#### [RECORD EXTRACTS]
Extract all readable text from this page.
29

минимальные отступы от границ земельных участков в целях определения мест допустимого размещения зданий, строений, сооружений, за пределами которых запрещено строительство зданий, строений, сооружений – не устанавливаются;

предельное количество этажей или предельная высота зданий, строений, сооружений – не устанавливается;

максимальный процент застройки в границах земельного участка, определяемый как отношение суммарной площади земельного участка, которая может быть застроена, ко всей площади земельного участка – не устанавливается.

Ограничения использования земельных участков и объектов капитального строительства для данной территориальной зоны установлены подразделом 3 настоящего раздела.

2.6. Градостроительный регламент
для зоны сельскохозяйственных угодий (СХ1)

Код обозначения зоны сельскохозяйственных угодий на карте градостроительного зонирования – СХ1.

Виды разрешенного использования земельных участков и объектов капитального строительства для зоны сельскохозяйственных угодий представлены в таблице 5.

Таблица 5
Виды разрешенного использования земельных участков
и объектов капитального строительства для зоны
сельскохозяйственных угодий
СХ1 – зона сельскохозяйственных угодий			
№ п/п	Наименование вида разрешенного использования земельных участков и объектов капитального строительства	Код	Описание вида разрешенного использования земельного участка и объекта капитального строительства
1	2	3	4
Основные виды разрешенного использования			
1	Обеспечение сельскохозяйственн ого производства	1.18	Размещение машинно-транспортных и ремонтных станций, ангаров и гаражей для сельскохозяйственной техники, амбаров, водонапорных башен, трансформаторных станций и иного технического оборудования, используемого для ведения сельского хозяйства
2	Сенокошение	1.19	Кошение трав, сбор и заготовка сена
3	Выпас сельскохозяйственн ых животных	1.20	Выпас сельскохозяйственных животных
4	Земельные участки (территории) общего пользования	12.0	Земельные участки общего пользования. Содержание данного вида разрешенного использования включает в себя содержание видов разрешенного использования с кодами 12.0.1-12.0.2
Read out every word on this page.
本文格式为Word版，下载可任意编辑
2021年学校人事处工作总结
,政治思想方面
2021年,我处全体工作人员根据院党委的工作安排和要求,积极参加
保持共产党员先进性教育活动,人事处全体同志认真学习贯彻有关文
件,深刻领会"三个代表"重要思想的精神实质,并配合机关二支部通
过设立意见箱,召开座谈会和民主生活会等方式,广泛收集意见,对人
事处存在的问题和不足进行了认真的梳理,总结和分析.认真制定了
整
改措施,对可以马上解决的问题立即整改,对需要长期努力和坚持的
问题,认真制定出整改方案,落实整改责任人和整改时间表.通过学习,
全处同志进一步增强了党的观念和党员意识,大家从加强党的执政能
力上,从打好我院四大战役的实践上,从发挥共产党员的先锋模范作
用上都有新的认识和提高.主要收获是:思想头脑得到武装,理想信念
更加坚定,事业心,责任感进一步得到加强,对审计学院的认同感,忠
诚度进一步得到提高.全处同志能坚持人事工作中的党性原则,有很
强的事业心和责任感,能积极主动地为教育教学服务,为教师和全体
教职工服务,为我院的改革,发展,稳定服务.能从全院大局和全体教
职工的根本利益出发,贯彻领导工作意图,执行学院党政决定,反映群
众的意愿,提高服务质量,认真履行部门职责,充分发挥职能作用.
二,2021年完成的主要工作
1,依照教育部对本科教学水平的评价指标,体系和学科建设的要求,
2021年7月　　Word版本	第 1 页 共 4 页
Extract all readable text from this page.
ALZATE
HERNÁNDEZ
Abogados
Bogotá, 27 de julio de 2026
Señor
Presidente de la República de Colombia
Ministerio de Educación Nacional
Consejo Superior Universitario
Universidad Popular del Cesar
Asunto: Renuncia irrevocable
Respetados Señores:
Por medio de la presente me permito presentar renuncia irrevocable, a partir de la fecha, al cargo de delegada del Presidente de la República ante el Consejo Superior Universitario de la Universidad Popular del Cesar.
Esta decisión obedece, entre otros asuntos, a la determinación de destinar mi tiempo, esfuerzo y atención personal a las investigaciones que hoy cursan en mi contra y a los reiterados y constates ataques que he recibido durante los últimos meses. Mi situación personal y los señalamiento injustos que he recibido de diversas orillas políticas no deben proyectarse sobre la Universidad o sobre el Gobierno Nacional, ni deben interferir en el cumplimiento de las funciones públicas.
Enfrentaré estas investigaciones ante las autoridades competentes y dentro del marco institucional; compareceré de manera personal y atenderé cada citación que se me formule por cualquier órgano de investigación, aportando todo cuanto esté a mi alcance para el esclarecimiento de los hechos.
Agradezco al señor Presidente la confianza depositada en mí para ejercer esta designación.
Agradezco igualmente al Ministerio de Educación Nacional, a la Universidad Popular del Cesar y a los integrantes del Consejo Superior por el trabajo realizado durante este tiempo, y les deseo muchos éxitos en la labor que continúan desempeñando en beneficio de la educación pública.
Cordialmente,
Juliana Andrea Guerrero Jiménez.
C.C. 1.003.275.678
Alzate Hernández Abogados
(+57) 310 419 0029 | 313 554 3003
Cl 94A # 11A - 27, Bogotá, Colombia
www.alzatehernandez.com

#### [GIVEN TASK]
Your task is to give the records above again, exactly.

#### [THE SOLUTION]
Extract all readable text from this page.
29

минимальные отступы от границ земельных участков в целях определения мест допустимого размещения зданий, строений, сооружений, за пределами которых запрещено строительство зданий, строений, сооружений – не устанавливаются;

предельное количество этажей или предельная высота зданий, строений, сооружений – не устанавливается;

максимальный процент застройки в границах земельного участка, определяемый как отношение суммарной площади земельного участка, которая может быть застроена, ко всей площади земельного участка – не устанавливается.

Ограничения использования земельных участков и объектов капитального строительства для данной территориальной зоны установлены подразделом 3 настоящего раздела.

2.6. Градостроительный регламент
для зоны сельскохозяйственных угодий (СХ1)

Код обозначения зоны сельскохозяйственных угодий на карте градостроительного зонирования – СХ1.

Виды разрешенного использования земельных участков и объектов капитального строительства для зоны сельскохозяйственных угодий представлены в таблице 5.

Таблица 5
Виды разрешенного использования земельных участков
и объектов капитального строительства для зоны
сельскохозяйственных угодий
СХ1 – зона сельскохозяйственных угодий			
№ п/п	Наименование вида разрешенного использования земельных участков и объектов капитального строительства	Код	Описание вида разрешенного использования земельного участка и объекта капитального строительства
1	2	3	4
Основные виды разрешенного использования			
1	Обеспечение сельскохозяйственн ого производства	1.18	Размещение машинно-транспортных и ремонтных станций, ангаров и гаражей для сельскохозяйственной техники, амбаров, водонапорных башен, трансформаторных станций и иного технического оборудования, используемого для ведения сельского хозяйства
2	Сенокошение	1.19	Кошение трав, сбор и заготовка сена
3	Выпас сельскохозяйственн ых животных	1.20	Выпас сельскохозяйственных животных
4	Земельные участки (территории) общего пользования	12.0	Земельные участки общего пользования. Содержание данного вида разрешенного использования включает в себя содержание видов разрешенного использования с кодами 12.0.1-12.0.2
Read out every word on this page.
本文格式为Word版，下载可任意编辑
2021年学校人事处工作总结
,政治思想方面
2021年,我处全体工作人员根据院党委的工作安排和要求,积极参加
保持共产党员先进性教育活动,人事处全体同志认真学习贯彻有关文
件,深刻领会"三个代表"重要思想的精神实质,并配合机关二支部通
过设立意见箱,召开座谈会和民主生活会等方式,广泛收集意见,对人
事处存在的问题和不足进行了认真的梳理,总结和分析.认真制定了
整
改措施,对可以马上解决的问题立即整改,对需要长期努力和坚持的
问题,认真制定出整改方案,落实整改责任人和整改时间表.通过学习,
全处同志进一步增强了党的观念和党员意识,大家从加强党的执政能
力上,从打好我院四大战役的实践上,从发挥共产党员的先锋模范作
用上都有新的认识和提高.主要收获是:思想头脑得到武装,理想信念
更加坚定,事业心,责任感进一步得到加强,对审计学院的认同感,忠
诚度进一步得到提高.全处同志能坚持人事工作中的党性原则,有很
强的事业心和责任感,能积极主动地为教育教学服务,为教师和全体
教职工服务,为我院的改革,发展,稳定服务.能从全院大局和全体教
职工的根本利益出发,贯彻领导工作意图,执行学院党政决定,反映群
众的意愿,提高服务质量,认真履行部门职责,充分发挥职能作用.
二,2021年完成的主要工作
1,依照教育部对本科教学水平的评价指标,体系和学科建设的要求,
2021年7月　　Word版本	第 1 页 共 4 页
Extract all readable text from this page.
ALZATE
HERNÁNDEZ
Abogados
Bogotá, 27 de julio de 2026
Señor
Presidente de la República de Colombia
Ministerio de Educación Nacional
Consejo Superior Universitario
Universidad Popular del Cesar
Asunto: Renuncia irrevocable
Respetados Señores:
Por medio de la presente me permito presentar renuncia irrevocable, a partir de la fecha, al cargo de delegada del Presidente de la República ante el Consejo Superior Universitario de la Universidad Popular del Cesar.
Esta decisión obedece, entre otros asuntos, a la determinación de destinar mi tiempo, esfuerzo y atención personal a las investigaciones que hoy cursan en mi contra y a los reiterados y constates ataques que he recibido durante los últimos meses. Mi situación personal y los señalamiento injustos que he recibido de diversas orillas políticas no deben proyectarse sobre la Universidad o sobre el Gobierno Nacional, ni deben interferir en el cumplimiento de las funciones públicas.
Enfrentaré estas investigaciones ante las autoridades competentes y dentro del marco institucional; compareceré de manera personal y atenderé cada citación que se me formule por cualquier órgano de investigación, aportando todo cuanto esté a mi alcance para el esclarecimiento de los hechos.
Agradezco al señor Presidente la confianza depositada en mí para ejercer esta designación.
Agradezco igualmente al Ministerio de Educación Nacional, a la Universidad Popular del Cesar y a los integrantes del Consejo Superior por el trabajo realizado durante este tiempo, y les deseo muchos éxitos en la labor que continúan desempeñando en beneficio de la educación pública.
Cordialmente,
Juliana Andrea Guerrero Jiménez.
C.C. 1.003.275.678
Alzate Hernández Abogados
(+57) 310 419 0029 | 313 554 3003
Cl 94A # 11A - 27, Bogotá, Colombia
www.alzatehernandez.com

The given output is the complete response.